**WRITTEN TASK**
Reproduce the rows below verbatim, from the first row through the line that contains "height-input[interactable]: 13.174 cm", inclusive.

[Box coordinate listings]
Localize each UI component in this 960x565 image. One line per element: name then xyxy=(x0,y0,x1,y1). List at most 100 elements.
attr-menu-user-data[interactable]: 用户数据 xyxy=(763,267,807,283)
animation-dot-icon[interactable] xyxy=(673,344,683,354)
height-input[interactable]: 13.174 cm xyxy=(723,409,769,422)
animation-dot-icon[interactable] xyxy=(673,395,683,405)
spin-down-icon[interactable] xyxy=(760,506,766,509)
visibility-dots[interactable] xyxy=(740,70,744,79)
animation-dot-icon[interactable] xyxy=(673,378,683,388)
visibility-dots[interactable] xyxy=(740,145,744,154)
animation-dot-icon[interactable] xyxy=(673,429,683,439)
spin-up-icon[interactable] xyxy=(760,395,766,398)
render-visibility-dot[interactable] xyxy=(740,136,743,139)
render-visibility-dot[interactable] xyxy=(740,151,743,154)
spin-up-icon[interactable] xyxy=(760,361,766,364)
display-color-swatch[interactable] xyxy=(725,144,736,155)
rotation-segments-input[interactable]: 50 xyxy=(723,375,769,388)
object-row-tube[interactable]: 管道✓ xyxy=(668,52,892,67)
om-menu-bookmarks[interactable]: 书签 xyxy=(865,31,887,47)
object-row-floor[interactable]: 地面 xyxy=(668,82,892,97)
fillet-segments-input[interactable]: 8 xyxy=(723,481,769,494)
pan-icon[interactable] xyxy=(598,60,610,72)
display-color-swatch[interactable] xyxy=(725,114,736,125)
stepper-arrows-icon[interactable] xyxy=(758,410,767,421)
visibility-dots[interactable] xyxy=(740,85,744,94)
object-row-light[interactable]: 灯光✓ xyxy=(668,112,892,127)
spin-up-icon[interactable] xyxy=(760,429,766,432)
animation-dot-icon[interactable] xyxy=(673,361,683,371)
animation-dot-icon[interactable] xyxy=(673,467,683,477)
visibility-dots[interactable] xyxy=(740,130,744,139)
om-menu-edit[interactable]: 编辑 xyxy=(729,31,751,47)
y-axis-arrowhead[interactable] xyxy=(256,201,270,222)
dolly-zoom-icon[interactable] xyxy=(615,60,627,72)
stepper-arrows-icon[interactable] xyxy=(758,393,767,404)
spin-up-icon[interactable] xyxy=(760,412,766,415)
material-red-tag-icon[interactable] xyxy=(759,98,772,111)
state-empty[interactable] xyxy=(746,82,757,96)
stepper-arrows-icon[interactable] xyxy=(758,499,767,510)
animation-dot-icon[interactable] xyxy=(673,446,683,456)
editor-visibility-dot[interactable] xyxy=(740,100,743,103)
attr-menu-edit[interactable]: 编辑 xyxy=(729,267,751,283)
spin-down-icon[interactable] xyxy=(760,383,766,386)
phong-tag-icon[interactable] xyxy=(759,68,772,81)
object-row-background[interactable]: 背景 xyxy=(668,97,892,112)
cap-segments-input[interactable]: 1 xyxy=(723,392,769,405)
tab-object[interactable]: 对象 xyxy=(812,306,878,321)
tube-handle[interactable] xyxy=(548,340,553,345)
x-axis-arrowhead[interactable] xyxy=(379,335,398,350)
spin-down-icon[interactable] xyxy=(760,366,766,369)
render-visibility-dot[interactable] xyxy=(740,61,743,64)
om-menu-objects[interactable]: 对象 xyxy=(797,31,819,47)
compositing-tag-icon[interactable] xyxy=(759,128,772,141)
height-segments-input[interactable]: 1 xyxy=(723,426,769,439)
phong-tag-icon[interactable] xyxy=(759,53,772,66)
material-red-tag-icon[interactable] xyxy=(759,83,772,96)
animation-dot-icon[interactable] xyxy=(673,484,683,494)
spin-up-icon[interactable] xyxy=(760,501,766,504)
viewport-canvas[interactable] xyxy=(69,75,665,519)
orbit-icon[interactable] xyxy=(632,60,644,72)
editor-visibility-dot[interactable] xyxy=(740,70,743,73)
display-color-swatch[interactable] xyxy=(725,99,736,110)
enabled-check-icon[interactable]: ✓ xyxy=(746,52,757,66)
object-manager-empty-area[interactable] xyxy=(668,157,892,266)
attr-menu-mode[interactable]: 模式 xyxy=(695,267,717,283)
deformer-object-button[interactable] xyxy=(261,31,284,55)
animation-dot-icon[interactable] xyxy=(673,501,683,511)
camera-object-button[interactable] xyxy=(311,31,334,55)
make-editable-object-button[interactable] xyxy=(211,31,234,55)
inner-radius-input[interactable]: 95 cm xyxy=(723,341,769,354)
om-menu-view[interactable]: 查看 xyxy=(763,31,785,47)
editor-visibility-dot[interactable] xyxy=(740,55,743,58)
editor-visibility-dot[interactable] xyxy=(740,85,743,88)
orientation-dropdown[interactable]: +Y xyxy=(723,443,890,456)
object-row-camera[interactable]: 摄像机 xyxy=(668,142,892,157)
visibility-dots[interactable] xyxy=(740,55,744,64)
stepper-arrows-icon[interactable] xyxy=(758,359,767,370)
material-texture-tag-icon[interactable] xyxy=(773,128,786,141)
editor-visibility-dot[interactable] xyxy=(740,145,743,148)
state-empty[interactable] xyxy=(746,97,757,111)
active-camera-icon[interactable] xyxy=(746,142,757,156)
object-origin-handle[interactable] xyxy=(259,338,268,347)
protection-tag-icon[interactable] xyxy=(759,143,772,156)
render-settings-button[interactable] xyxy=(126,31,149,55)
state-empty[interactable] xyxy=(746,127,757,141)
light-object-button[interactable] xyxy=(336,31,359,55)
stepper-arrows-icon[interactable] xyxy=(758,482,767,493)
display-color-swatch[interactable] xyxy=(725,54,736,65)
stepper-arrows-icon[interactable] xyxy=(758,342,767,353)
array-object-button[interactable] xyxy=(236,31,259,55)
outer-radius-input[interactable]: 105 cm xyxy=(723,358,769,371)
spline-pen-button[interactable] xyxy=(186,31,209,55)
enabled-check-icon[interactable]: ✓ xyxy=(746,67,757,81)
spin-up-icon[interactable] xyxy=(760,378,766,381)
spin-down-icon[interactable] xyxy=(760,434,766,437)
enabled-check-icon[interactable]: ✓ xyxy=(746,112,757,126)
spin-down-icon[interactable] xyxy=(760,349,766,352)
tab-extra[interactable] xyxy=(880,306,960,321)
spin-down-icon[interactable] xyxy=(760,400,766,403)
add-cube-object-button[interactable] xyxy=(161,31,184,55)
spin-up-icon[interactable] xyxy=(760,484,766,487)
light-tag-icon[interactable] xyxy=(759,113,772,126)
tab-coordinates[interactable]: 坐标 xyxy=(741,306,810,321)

**TASK SOLUTION**
Localize each UI component in this 960x565 image. One line per element: name then xyxy=(x0,y0,x1,y1). List at most 100 elements.
attr-menu-user-data[interactable]: 用户数据 xyxy=(763,267,807,283)
animation-dot-icon[interactable] xyxy=(673,344,683,354)
height-input[interactable]: 13.174 cm xyxy=(723,409,769,422)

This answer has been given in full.